Look over the lines below. Report each one that includes the string "Attribute".

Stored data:
-*-

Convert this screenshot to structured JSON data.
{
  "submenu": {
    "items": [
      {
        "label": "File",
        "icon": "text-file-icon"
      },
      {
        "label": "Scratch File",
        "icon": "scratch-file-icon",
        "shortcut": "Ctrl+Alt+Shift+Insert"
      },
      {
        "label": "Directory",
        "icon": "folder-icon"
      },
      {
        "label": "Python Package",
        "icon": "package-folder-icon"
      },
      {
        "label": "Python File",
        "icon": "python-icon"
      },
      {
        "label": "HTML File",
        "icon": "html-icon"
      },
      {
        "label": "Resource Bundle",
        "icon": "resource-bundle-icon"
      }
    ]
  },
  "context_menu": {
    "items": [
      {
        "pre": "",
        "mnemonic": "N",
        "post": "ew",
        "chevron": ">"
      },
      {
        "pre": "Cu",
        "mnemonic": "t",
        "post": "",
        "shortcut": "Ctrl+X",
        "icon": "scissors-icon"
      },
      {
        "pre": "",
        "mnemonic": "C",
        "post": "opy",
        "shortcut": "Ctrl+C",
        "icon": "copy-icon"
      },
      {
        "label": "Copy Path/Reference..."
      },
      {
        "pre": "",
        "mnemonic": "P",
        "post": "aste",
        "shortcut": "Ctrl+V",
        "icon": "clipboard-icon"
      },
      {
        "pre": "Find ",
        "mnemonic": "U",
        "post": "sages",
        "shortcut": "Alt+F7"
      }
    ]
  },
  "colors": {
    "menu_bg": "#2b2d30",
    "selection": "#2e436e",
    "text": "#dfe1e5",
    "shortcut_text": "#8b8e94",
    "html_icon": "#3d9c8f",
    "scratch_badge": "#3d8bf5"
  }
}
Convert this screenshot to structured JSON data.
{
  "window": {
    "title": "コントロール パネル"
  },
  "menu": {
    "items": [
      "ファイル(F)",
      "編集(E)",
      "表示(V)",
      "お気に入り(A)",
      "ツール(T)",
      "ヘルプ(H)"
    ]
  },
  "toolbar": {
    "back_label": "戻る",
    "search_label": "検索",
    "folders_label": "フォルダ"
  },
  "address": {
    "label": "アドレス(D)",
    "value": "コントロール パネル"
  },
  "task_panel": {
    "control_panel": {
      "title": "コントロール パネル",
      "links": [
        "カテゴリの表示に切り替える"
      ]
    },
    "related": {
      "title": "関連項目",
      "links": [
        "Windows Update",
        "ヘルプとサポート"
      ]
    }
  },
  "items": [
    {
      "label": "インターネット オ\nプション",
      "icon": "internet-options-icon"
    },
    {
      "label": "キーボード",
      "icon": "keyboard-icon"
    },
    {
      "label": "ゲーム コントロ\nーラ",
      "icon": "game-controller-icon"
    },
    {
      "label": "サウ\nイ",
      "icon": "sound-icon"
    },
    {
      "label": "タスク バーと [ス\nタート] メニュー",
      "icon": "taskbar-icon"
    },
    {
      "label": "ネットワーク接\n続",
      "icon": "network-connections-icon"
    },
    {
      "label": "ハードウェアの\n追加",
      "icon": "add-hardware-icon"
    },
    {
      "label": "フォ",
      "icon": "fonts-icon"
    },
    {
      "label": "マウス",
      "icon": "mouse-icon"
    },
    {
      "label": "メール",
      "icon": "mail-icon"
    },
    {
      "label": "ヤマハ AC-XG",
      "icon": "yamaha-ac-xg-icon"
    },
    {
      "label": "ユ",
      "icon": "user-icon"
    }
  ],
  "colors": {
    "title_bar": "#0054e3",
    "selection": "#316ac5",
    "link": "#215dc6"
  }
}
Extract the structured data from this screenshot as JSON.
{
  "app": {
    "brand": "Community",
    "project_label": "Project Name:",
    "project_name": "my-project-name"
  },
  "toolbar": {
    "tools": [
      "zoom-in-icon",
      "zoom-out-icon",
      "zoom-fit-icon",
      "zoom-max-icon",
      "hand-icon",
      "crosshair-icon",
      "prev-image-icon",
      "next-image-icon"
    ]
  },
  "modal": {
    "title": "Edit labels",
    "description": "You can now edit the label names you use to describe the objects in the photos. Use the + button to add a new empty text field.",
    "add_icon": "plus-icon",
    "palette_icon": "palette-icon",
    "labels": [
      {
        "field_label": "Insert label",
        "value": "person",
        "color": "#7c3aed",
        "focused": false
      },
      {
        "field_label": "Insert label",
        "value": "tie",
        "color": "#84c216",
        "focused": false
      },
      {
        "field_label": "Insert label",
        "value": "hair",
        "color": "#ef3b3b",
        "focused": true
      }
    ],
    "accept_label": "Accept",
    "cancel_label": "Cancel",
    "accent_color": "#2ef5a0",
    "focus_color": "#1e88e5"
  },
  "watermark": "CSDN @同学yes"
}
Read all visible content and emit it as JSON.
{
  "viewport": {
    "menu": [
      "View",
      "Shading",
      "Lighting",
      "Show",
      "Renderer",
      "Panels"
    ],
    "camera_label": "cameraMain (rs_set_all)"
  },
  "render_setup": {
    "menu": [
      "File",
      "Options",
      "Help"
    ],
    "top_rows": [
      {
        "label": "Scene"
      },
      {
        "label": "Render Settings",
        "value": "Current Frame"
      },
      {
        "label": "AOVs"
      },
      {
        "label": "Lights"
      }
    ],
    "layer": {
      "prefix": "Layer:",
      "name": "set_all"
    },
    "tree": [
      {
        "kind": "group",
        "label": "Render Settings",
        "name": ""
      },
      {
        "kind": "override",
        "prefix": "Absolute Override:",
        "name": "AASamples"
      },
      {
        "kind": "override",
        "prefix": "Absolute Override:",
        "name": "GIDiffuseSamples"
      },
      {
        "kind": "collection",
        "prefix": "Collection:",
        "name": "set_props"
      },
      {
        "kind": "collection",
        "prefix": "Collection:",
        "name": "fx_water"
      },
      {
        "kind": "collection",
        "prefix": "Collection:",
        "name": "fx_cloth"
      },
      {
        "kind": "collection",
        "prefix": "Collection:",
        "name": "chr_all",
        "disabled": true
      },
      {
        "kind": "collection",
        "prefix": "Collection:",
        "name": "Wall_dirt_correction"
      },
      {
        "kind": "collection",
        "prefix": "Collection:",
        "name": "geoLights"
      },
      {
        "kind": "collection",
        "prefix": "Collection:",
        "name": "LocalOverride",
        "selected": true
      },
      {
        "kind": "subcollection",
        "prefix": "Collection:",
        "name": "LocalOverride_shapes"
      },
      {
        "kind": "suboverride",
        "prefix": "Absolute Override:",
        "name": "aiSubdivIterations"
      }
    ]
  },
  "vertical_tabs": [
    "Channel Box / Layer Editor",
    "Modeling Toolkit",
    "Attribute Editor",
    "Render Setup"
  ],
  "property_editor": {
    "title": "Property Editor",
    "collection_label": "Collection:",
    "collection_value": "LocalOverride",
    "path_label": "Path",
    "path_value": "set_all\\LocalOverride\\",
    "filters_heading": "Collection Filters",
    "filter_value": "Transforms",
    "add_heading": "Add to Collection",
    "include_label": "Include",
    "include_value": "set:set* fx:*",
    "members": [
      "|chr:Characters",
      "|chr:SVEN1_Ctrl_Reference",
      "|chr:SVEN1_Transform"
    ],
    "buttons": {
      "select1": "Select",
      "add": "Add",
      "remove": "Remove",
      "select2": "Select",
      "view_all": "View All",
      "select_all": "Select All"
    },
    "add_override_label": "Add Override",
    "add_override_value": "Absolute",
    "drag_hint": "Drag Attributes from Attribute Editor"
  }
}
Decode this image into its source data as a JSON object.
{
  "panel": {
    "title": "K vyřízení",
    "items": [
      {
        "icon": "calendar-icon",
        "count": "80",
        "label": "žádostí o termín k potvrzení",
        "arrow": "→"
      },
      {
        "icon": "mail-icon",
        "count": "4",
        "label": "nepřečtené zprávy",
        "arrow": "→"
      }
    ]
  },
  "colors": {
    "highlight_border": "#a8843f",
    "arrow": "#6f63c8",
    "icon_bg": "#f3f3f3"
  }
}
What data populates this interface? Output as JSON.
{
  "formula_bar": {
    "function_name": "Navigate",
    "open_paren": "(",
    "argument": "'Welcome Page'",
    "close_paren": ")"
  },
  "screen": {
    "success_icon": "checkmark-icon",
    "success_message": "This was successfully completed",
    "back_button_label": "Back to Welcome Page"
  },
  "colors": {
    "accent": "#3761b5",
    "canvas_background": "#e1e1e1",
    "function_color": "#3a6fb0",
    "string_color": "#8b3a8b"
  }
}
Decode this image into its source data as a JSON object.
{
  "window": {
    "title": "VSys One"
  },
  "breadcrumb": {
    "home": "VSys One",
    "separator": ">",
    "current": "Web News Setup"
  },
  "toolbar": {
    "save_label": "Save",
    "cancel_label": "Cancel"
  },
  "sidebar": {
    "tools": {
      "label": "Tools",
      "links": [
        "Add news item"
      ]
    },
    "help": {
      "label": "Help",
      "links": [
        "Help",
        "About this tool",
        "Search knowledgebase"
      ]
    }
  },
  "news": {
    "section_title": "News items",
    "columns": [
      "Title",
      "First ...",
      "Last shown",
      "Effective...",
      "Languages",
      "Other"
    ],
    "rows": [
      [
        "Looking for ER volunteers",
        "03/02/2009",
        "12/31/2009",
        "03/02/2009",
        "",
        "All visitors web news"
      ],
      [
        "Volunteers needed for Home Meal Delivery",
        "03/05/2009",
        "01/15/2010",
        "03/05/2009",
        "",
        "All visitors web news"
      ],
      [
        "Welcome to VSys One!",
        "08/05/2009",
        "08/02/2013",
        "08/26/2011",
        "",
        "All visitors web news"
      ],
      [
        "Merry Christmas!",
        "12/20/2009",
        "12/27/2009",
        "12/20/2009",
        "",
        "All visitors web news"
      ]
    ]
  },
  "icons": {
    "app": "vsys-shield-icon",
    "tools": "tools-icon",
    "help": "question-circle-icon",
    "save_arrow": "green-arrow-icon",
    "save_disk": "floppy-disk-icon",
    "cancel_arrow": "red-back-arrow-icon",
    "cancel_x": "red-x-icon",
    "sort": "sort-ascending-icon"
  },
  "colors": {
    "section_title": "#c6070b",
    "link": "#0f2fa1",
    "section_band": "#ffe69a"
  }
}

-*-

§ OUTPUT OF THE EXERCISE
    "Attribute Editor",
    "drag_hint": "Drag Attributes from Attribute Editor"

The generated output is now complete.